THE EXERCISE
Copy out every line exactly as given.

(Stored data entries)
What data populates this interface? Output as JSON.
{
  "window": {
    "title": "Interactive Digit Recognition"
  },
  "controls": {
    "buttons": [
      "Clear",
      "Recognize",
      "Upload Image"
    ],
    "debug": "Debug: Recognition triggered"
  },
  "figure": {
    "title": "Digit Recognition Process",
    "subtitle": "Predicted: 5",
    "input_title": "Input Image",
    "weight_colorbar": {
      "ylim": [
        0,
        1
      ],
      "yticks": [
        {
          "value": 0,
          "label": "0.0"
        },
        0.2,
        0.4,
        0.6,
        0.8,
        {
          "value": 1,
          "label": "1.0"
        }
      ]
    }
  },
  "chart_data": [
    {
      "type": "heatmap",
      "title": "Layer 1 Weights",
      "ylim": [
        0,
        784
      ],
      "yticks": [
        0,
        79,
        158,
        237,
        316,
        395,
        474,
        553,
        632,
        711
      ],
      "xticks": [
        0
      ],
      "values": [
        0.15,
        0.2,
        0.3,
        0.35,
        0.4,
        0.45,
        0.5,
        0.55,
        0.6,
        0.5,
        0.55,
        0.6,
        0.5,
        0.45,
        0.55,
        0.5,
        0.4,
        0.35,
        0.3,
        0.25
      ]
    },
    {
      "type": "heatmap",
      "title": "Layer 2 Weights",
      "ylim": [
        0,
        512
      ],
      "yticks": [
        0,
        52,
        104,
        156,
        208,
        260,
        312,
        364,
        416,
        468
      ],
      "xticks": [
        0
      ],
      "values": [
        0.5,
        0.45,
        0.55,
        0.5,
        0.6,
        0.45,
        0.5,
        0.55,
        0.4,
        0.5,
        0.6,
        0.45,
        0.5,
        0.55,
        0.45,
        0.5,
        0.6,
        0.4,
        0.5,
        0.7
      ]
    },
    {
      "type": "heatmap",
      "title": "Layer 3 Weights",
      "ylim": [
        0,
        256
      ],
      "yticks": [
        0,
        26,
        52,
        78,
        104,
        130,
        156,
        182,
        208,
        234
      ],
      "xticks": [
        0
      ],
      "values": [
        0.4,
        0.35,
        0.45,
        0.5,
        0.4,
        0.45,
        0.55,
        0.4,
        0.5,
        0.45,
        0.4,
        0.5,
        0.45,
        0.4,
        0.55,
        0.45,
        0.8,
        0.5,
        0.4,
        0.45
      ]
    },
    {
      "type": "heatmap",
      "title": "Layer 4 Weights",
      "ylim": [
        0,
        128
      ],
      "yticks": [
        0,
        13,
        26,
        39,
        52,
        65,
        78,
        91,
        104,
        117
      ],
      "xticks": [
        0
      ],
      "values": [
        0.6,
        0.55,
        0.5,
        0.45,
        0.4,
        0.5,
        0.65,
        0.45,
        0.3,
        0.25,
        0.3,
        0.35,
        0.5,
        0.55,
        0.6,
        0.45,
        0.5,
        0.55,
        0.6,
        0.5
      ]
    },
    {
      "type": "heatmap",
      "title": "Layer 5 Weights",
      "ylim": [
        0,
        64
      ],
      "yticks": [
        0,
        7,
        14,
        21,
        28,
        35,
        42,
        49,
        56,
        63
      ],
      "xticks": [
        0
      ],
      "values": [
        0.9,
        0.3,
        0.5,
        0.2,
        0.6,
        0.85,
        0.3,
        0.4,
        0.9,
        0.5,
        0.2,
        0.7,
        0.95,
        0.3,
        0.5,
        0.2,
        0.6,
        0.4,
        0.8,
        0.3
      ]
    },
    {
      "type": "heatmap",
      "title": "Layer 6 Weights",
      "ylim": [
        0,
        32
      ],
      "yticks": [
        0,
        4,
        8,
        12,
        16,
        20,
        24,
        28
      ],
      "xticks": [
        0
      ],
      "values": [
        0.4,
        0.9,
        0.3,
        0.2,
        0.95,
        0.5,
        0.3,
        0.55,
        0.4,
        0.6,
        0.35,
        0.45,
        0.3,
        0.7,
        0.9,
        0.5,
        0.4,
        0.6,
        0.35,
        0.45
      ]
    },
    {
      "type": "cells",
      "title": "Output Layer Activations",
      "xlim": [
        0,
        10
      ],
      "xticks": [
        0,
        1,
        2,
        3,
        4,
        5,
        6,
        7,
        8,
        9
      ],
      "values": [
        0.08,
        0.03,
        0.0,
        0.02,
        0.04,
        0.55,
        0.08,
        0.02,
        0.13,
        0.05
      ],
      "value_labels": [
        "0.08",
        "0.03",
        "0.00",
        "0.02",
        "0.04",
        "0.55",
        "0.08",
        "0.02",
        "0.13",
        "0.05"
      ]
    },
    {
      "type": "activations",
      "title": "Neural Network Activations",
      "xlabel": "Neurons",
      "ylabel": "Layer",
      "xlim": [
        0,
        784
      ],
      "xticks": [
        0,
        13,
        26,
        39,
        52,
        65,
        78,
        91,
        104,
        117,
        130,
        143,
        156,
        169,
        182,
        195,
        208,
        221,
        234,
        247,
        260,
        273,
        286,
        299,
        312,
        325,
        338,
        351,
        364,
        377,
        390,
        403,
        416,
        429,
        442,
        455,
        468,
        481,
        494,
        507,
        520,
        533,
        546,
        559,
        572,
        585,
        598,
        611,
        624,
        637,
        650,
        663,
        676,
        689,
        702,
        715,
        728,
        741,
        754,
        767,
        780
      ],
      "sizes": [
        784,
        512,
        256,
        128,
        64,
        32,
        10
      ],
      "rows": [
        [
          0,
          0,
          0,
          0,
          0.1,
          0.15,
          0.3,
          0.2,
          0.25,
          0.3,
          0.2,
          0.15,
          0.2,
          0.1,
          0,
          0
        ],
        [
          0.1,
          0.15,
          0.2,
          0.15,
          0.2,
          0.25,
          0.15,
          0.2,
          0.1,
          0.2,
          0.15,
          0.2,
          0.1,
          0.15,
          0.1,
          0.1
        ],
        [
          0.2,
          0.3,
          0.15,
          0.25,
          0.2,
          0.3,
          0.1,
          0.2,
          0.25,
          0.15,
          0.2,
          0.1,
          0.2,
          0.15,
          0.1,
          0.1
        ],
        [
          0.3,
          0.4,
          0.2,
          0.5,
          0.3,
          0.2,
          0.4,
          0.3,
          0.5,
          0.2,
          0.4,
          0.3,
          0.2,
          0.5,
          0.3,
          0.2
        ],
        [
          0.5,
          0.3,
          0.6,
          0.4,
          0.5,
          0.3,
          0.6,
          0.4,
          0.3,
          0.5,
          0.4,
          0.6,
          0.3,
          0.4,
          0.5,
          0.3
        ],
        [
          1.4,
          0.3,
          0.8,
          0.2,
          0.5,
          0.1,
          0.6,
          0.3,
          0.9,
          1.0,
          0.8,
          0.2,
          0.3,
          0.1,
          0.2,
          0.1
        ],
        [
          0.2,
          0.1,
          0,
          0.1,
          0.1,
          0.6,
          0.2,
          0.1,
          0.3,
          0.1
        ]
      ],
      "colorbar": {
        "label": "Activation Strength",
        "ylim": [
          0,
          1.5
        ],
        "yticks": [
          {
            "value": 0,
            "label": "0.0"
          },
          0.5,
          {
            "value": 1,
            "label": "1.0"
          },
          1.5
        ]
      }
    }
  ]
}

TASK OUTPUT
What data populates this interface? Output as JSON.
{
  "window": {
    "title": "Interactive Digit Recognition"
  },
  "controls": {
    "buttons": [
      "Clear",
      "Recognize",
      "Upload Image"
    ],
    "debug": "Debug: Recognition triggered"
  },
  "figure": {
    "title": "Digit Recognition Process",
    "subtitle": "Predicted: 5",
    "input_title": "Input Image",
    "weight_colorbar": {
      "ylim": [
        0,
        1
      ],
      "yticks": [
        {
          "value": 0,
          "label": "0.0"
        },
        0.2,
        0.4,
        0.6,
        0.8,
        {
          "value": 1,
          "label": "1.0"
        }
      ]
    }
  },
  "chart_data": [
    {
      "type": "heatmap",
      "title": "Layer 1 Weights",
      "ylim": [
        0,
        784
      ],
      "yticks": [
        0,
        79,
        158,
        237,
        316,
        395,
        474,
        553,
        632,
        711
      ],
      "xticks": [
        0
      ],
      "values": [
        0.15,
        0.2,
        0.3,
        0.35,
        0.4,
        0.45,
        0.5,
        0.55,
        0.6,
        0.5,
        0.55,
        0.6,
        0.5,
        0.45,
        0.55,
        0.5,
        0.4,
        0.35,
        0.3,
        0.25
      ]
    },
    {
      "type": "heatmap",
      "title": "Layer 2 Weights",
      "ylim": [
        0,
        512
      ],
      "yticks": [
        0,
        52,
        104,
        156,
        208,
        260,
        312,
        364,
        416,
        468
      ],
      "xticks": [
        0
      ],
      "values": [
        0.5,
        0.45,
        0.55,
        0.5,
        0.6,
        0.45,
        0.5,
        0.55,
        0.4,
        0.5,
        0.6,
        0.45,
        0.5,
        0.55,
        0.45,
        0.5,
        0.6,
        0.4,
        0.5,
        0.7
      ]
    },
    {
      "type": "heatmap",
      "title": "Layer 3 Weights",
      "ylim": [
        0,
        256
      ],
      "yticks": [
        0,
        26,
        52,
        78,
        104,
        130,
        156,
        182,
        208,
        234
      ],
      "xticks": [
        0
      ],
      "values": [
        0.4,
        0.35,
        0.45,
        0.5,
        0.4,
        0.45,
        0.55,
        0.4,
        0.5,
        0.45,
        0.4,
        0.5,
        0.45,
        0.4,
        0.55,
        0.45,
        0.8,
        0.5,
        0.4,
        0.45
      ]
    },
    {
      "type": "heatmap",
      "title": "Layer 4 Weights",
      "ylim": [
        0,
        128
      ],
      "yticks": [
        0,
        13,
        26,
        39,
        52,
        65,
        78,
        91,
        104,
        117
      ],
      "xticks": [
        0
      ],
      "values": [
        0.6,
        0.55,
        0.5,
        0.45,
        0.4,
        0.5,
        0.65,
        0.45,
        0.3,
        0.25,
        0.3,
        0.35,
        0.5,
        0.55,
        0.6,
        0.45,
        0.5,
        0.55,
        0.6,
        0.5
      ]
    },
    {
      "type": "heatmap",
      "title": "Layer 5 Weights",
      "ylim": [
        0,
        64
      ],
      "yticks": [
        0,
        7,
        14,
        21,
        28,
        35,
        42,
        49,
        56,
        63
      ],
      "xticks": [
        0
      ],
      "values": [
        0.9,
        0.3,
        0.5,
        0.2,
        0.6,
        0.85,
        0.3,
        0.4,
        0.9,
        0.5,
        0.2,
        0.7,
        0.95,
        0.3,
        0.5,
        0.2,
        0.6,
        0.4,
        0.8,
        0.3
      ]
    },
    {
      "type": "heatmap",
      "title": "Layer 6 Weights",
      "ylim": [
        0,
        32
      ],
      "yticks": [
        0,
        4,
        8,
        12,
        16,
        20,
        24,
        28
      ],
      "xticks": [
        0
      ],
      "values": [
        0.4,
        0.9,
        0.3,
        0.2,
        0.95,
        0.5,
        0.3,
        0.55,
        0.4,
        0.6,
        0.35,
        0.45,
        0.3,
        0.7,
        0.9,
        0.5,
        0.4,
        0.6,
        0.35,
        0.45
      ]
    },
    {
      "type": "cells",
      "title": "Output Layer Activations",
      "xlim": [
        0,
        10
      ],
      "xticks": [
        0,
        1,
        2,
        3,
        4,
        5,
        6,
        7,
        8,
        9
      ],
      "values": [
        0.08,
        0.03,
        0.0,
        0.02,
        0.04,
        0.55,
        0.08,
        0.02,
        0.13,
        0.05
      ],
      "value_labels": [
        "0.08",
        "0.03",
        "0.00",
        "0.02",
        "0.04",
        "0.55",
        "0.08",
        "0.02",
        "0.13",
        "0.05"
      ]
    },
    {
      "type": "activations",
      "title": "Neural Network Activations",
      "xlabel": "Neurons",
      "ylabel": "Layer",
      "xlim": [
        0,
        784
      ],
      "xticks": [
        0,
        13,
        26,
        39,
        52,
        65,
        78,
        91,
        104,
        117,
        130,
        143,
        156,
        169,
        182,
        195,
        208,
        221,
        234,
        247,
        260,
        273,
        286,
        299,
        312,
        325,
        338,
        351,
        364,
        377,
        390,
        403,
        416,
        429,
        442,
        455,
        468,
        481,
        494,
        507,
        520,
        533,
        546,
        559,
        572,
        585,
        598,
        611,
        624,
        637,
        650,
        663,
        676,
        689,
        702,
        715,
        728,
        741,
        754,
        767,
        780
      ],
      "sizes": [
        784,
        512,
        256,
        128,
        64,
        32,
        10
      ],
      "rows": [
        [
          0,
          0,
          0,
          0,
          0.1,
          0.15,
          0.3,
          0.2,
          0.25,
          0.3,
          0.2,
          0.15,
          0.2,
          0.1,
          0,
          0
        ],
        [
          0.1,
          0.15,
          0.2,
          0.15,
          0.2,
          0.25,
          0.15,
          0.2,
          0.1,
          0.2,
          0.15,
          0.2,
          0.1,
          0.15,
          0.1,
          0.1
        ],
        [
          0.2,
          0.3,
          0.15,
          0.25,
          0.2,
          0.3,
          0.1,
          0.2,
          0.25,
          0.15,
          0.2,
          0.1,
          0.2,
          0.15,
          0.1,
          0.1
        ],
        [
          0.3,
          0.4,
          0.2,
          0.5,
          0.3,
          0.2,
          0.4,
          0.3,
          0.5,
          0.2,
          0.4,
          0.3,
          0.2,
          0.5,
          0.3,
          0.2
        ],
        [
          0.5,
          0.3,
          0.6,
          0.4,
          0.5,
          0.3,
          0.6,
          0.4,
          0.3,
          0.5,
          0.4,
          0.6,
          0.3,
          0.4,
          0.5,
          0.3
        ],
        [
          1.4,
          0.3,
          0.8,
          0.2,
          0.5,
          0.1,
          0.6,
          0.3,
          0.9,
          1.0,
          0.8,
          0.2,
          0.3,
          0.1,
          0.2,
          0.1
        ],
        [
          0.2,
          0.1,
          0,
          0.1,
          0.1,
          0.6,
          0.2,
          0.1,
          0.3,
          0.1
        ]
      ],
      "colorbar": {
        "label": "Activation Strength",
        "ylim": [
          0,
          1.5
        ],
        "yticks": [
          {
            "value": 0,
            "label": "0.0"
          },
          0.5,
          {
            "value": 1,
            "label": "1.0"
          },
          1.5
        ]
      }
    }
  ]
}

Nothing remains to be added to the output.